Short exercise
Do the statements (a), (b), and (c) agree with the text on Fermat's little theorem and primality tests? Answer yes or no for each, and quote the words from the text that decide it.
(a) Below 100000 there are more base-3 Fermat pseudoprimes than base-2 Fermat pseudoprimes.
(b) If a^(n-1) ≡ 1 (mod n) does not hold, n is known to be composite.
(c) Even numbers are efficiently handled by trial division.

Primes have other number-theoretic properties than the absence of nontrivial divisors which composite numbers usually don't have. Such properties, if they are fast to check, can form the basis of probabilistic or deterministic primality tests. The archetypical such property is associated with the name of Pierre de Fermat, who, in the early 17^th century, found that

If p is a prime, then p is a divisor of (a^p-a) for all a.

This - Fermat's so-called 'little theorem' - is, in the equivalent formulation

Let p be a prime and a not divisible by p. Then p divides a^p-1 - 1.

the basis of most of the widespread fast primality tests (for example Miller-Rabin) and variants or analogues of that appear in even more (e.g. Lucas-Selfridge).

So if we want to know if a not too small odd number n is a prime (even and small numbers are efficiently treated by trial division), we can choose any number a (> 1) which is not a multiple of n, for example 2, and check whether n divides a^n-1 - 1. Since a^n-1 becomes huge, that is most efficiently done by checking whether a^(n-1) ≡ 1 (mod n), i.e. by modular exponentiation. If that congruence doesn't hold, we know that n is composite. If it holds, however, we cannot conclude that n is prime, for example 2^340 ≡ 1 (mod 341), but 341 = 11 * 31 is composite. Composite numbers n such that a^(n-1) ≡ 1 (mod n) are called Fermat pseudoprimes for the base a.

But such occurrences are rare. Given any base a > 1, although there are an infinite number of Fermat pseudoprimes to base a, they are much rarer than actual primes. For example, there are only 78 base-2 Fermat pseudoprimes and 76 base-3 Fermat pseudoprimes below 100000, but 9592 primes. So if one chooses an arbitrary odd n > 1 and an arbitrary base a > 1 and finds a^(n-1) ≡ 1 (mod n), there's a good chance that n is actually prime.

Data excerpt

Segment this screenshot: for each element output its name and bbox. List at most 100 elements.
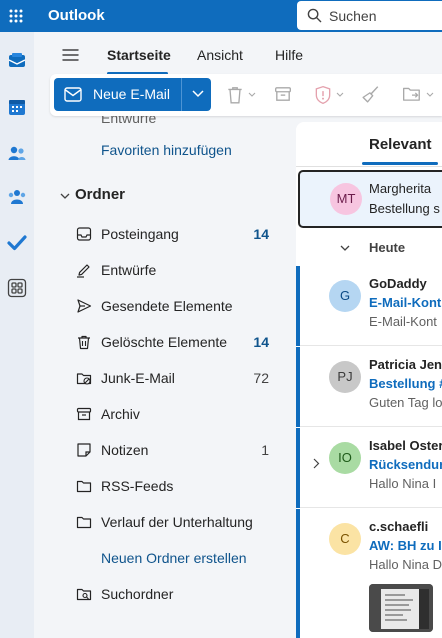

The reply
(a) No: "only 78 base-2 Fermat pseudoprimes and 76 base-3 Fermat pseudoprimes below 100000"
(b) Yes: "If that congruence doesn't hold, we know that n is composite."
(c) Yes: "even and small numbers are efficiently treated by trial division"